REQUIRED WORK - Find all lines in the listing that include the word "IRONING", then copy them.

###

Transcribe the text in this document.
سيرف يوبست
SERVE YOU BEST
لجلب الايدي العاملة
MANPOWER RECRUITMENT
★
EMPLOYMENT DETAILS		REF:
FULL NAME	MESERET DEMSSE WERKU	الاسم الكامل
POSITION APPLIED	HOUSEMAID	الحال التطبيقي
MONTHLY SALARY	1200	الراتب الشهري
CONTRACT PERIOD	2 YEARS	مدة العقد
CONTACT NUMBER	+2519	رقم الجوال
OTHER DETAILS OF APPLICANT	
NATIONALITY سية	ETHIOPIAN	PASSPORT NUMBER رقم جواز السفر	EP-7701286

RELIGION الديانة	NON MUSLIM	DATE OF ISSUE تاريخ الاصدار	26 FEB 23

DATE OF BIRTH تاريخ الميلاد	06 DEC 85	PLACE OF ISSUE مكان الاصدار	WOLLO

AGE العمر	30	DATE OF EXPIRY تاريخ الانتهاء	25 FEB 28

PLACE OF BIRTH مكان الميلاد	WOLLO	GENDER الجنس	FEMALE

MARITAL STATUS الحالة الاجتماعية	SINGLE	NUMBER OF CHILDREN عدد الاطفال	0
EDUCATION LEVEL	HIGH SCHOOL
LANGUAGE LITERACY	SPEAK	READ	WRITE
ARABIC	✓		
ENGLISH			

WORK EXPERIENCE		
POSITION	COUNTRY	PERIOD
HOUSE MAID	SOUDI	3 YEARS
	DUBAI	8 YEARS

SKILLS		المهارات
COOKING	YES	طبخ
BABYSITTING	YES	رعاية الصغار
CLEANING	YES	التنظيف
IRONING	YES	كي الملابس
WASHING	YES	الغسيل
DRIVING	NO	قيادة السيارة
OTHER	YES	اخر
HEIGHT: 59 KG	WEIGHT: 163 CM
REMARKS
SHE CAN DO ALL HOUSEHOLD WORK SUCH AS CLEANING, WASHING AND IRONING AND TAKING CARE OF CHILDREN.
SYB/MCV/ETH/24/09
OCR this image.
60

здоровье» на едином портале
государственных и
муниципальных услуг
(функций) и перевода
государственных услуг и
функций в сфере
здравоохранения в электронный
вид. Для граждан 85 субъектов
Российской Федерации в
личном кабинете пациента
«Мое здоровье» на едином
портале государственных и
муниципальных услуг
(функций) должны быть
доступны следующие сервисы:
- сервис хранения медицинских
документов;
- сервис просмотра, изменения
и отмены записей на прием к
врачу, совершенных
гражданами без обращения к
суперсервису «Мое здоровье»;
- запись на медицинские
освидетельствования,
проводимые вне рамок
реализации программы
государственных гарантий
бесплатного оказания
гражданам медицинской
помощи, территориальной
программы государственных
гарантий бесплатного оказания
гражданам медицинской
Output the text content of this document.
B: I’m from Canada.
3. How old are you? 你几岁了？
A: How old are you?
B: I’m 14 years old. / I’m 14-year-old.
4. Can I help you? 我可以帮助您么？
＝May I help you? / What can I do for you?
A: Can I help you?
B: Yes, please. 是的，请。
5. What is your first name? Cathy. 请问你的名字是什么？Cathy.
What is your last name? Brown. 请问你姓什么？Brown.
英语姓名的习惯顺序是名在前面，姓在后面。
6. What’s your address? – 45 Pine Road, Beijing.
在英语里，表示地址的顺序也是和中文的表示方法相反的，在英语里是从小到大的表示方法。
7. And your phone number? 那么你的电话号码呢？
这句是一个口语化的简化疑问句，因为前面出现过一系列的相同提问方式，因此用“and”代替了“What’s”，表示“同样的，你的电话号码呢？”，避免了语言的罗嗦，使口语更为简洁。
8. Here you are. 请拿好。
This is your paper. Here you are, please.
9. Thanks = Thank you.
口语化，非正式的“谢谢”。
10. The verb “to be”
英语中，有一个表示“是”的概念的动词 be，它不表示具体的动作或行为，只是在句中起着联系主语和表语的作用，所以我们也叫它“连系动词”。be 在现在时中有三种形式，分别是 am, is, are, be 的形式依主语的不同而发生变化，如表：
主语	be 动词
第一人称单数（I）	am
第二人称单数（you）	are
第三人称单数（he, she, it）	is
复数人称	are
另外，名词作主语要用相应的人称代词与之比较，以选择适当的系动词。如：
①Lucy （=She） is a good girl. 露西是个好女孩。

###

ANSWER TO THE PROBLEM -
IRONING	YES	كي الملابس
SHE CAN DO ALL HOUSEHOLD WORK SUCH AS CLEANING, WASHING AND IRONING AND TAKING CARE OF CHILDREN.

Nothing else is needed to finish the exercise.